═══ EXTRACTED MATERIAL
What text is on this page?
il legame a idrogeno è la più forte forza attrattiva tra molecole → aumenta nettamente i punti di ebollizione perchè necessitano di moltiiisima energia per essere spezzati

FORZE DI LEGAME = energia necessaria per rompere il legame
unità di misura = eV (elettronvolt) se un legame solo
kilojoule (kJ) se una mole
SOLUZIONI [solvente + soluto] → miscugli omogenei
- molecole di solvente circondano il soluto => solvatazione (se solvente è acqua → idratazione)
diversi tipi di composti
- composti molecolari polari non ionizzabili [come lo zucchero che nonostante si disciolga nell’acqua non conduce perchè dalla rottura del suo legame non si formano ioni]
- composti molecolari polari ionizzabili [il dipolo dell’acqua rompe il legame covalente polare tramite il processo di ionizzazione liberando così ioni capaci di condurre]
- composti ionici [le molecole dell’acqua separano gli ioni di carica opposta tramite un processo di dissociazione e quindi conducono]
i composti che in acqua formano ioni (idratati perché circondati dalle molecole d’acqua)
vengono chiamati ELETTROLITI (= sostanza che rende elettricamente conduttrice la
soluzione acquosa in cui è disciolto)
══════
#### REQUEST
Repeat the data exactly. Leave nothing out.

#### TASK RESULT
What text is on this page?
il legame a idrogeno è la più forte forza attrattiva tra molecole → aumenta nettamente i punti di ebollizione perchè necessitano di moltiiisima energia per essere spezzati

FORZE DI LEGAME = energia necessaria per rompere il legame
unità di misura = eV (elettronvolt) se un legame solo
kilojoule (kJ) se una mole
SOLUZIONI [solvente + soluto] → miscugli omogenei
- molecole di solvente circondano il soluto => solvatazione (se solvente è acqua → idratazione)
diversi tipi di composti
- composti molecolari polari non ionizzabili [come lo zucchero che nonostante si disciolga nell’acqua non conduce perchè dalla rottura del suo legame non si formano ioni]
- composti molecolari polari ionizzabili [il dipolo dell’acqua rompe il legame covalente polare tramite il processo di ionizzazione liberando così ioni capaci di condurre]
- composti ionici [le molecole dell’acqua separano gli ioni di carica opposta tramite un processo di dissociazione e quindi conducono]
i composti che in acqua formano ioni (idratati perché circondati dalle molecole d’acqua)
vengono chiamati ELETTROLITI (= sostanza che rende elettricamente conduttrice la
soluzione acquosa in cui è disciolto)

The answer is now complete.